DATA LISTING: Begin

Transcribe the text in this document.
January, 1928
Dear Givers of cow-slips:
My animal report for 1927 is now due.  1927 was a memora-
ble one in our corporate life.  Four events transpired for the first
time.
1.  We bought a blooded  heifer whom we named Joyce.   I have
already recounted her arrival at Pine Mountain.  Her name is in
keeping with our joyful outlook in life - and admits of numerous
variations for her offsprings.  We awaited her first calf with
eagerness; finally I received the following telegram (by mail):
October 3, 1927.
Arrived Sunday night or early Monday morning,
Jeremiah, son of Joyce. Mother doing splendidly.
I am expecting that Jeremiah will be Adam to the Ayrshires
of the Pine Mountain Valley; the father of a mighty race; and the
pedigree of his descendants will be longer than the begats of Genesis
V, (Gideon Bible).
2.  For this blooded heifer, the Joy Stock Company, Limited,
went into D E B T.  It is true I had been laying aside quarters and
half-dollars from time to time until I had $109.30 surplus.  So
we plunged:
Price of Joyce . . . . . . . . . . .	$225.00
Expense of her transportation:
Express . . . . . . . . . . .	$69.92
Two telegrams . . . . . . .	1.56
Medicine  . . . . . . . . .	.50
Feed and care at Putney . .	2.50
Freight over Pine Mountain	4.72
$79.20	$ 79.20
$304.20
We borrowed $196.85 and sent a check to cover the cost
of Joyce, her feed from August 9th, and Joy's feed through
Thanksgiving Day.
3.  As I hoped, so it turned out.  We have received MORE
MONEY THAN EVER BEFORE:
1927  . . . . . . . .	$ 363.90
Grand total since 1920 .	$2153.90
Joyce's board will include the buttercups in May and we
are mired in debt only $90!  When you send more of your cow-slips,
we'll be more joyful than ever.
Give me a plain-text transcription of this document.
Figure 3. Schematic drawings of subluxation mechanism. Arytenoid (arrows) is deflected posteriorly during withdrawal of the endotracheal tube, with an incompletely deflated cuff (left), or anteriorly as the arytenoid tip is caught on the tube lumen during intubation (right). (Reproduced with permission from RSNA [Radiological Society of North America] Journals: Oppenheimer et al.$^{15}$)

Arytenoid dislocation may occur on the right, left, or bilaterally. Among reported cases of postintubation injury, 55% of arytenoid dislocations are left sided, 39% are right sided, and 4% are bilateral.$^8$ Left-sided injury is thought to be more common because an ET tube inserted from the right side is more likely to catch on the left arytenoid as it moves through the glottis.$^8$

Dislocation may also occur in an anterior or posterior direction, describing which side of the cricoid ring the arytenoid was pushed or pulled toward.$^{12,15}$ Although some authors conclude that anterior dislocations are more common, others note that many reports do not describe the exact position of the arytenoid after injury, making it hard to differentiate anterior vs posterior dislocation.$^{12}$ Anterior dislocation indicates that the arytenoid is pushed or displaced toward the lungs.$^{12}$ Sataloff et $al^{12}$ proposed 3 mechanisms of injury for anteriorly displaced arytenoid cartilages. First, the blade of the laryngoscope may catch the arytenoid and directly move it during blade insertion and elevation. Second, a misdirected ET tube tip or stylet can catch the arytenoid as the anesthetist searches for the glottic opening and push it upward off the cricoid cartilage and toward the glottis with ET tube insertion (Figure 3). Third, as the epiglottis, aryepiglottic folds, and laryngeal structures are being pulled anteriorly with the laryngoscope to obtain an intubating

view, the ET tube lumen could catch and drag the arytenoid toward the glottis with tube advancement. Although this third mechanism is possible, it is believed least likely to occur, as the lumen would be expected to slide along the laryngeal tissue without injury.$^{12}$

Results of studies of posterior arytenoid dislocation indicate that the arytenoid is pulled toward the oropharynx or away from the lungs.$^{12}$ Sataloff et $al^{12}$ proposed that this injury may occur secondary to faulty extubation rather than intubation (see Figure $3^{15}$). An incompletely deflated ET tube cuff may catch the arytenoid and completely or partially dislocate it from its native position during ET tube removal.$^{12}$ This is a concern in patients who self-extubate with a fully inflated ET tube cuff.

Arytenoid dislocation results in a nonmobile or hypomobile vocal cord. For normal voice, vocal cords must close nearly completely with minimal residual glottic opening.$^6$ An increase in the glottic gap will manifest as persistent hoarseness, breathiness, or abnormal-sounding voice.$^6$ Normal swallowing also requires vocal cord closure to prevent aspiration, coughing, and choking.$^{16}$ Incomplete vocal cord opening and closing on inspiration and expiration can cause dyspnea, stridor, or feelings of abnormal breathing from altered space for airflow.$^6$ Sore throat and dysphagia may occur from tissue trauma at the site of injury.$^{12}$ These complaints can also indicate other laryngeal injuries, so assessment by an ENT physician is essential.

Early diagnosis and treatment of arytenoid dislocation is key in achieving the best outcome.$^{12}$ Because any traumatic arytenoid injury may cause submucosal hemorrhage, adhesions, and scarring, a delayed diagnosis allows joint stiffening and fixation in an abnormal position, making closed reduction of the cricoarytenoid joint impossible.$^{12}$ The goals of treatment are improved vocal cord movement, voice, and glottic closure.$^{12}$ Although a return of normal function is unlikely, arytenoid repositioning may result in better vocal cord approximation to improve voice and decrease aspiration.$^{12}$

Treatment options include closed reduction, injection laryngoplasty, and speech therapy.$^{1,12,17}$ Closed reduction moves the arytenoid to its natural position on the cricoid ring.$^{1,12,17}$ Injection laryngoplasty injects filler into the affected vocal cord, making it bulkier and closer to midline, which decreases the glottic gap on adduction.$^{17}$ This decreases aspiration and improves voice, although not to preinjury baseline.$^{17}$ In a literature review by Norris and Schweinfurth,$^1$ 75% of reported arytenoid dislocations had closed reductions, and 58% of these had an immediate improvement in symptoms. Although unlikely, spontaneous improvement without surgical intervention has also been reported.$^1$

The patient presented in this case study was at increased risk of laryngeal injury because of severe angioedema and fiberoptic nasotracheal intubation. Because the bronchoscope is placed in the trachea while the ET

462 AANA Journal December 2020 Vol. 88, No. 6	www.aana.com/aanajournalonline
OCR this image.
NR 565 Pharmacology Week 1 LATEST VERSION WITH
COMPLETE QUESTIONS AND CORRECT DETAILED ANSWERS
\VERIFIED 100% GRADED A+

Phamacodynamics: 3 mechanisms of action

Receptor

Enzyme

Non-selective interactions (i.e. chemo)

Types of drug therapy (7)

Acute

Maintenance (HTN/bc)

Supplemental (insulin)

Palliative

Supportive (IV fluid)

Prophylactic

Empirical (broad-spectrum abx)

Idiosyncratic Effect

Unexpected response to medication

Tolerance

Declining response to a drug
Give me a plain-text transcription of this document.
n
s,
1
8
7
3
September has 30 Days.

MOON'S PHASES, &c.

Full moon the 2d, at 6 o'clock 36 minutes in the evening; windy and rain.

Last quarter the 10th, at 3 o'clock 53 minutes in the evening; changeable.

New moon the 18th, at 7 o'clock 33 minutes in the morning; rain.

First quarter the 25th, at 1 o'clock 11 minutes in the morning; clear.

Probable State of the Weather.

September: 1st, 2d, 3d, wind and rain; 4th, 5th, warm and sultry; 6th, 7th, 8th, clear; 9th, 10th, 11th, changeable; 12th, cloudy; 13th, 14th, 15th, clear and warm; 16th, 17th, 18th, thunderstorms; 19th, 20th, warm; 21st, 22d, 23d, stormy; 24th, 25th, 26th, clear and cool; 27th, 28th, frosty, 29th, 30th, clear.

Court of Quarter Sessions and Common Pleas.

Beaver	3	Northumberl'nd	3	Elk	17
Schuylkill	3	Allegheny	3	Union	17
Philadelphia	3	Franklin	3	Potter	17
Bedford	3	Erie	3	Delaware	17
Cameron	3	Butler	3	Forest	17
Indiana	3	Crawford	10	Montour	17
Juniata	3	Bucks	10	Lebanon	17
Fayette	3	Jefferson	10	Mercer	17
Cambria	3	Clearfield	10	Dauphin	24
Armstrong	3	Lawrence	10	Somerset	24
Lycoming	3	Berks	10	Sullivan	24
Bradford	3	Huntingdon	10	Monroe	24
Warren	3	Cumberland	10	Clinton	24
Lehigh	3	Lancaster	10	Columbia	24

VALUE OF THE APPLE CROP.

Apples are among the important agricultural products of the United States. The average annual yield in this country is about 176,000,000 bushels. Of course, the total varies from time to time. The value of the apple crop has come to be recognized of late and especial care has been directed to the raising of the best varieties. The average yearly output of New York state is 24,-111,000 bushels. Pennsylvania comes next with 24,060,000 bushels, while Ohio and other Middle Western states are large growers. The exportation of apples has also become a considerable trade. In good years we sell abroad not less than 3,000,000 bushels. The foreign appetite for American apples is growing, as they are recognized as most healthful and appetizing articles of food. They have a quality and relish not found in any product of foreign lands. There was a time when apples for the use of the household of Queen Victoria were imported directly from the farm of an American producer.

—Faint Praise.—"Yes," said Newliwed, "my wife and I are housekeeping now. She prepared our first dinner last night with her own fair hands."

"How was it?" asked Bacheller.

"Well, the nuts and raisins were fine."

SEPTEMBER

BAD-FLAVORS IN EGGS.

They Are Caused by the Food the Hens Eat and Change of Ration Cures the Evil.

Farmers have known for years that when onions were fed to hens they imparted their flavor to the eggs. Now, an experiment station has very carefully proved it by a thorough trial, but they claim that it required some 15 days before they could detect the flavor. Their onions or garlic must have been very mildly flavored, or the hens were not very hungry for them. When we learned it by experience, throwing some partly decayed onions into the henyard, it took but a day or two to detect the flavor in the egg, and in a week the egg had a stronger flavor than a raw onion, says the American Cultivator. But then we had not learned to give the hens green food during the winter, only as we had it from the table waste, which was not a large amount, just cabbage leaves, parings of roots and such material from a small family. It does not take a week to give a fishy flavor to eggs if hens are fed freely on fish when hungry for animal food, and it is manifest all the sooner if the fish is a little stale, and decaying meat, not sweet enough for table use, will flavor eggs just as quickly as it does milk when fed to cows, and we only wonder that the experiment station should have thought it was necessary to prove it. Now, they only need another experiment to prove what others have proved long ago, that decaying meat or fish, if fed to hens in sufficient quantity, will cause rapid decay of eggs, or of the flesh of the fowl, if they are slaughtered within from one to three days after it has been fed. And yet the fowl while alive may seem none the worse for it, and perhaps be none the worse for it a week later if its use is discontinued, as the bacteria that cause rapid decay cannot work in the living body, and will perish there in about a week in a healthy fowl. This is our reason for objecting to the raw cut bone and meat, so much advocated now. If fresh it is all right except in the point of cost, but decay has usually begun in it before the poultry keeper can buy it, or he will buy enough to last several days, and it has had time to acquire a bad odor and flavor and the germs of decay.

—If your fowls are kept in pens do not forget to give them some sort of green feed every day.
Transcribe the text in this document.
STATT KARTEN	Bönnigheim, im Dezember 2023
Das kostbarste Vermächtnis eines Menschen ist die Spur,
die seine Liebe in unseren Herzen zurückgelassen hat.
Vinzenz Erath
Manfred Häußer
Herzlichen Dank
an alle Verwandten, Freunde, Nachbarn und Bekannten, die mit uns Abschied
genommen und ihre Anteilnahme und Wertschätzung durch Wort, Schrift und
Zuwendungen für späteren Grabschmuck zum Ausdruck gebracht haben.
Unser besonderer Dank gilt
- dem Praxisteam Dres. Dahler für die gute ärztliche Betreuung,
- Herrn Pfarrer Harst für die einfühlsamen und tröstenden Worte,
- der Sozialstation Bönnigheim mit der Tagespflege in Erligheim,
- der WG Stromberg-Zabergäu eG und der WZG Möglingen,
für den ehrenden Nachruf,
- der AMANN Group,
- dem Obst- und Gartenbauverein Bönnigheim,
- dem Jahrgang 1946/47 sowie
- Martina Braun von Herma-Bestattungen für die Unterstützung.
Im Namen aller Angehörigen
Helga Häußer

DATA LISTING: End

WORK ORDER - Every line of the records above where the string "morning" is found should be copied.

ANSWER BELOW -
Arrived Sunday night or early Monday morning,
New moon the 18th, at 7 o'clock 33 minutes in the morning; rain.
First quarter the 25th, at 1 o'clock 11 minutes in the morning; clear.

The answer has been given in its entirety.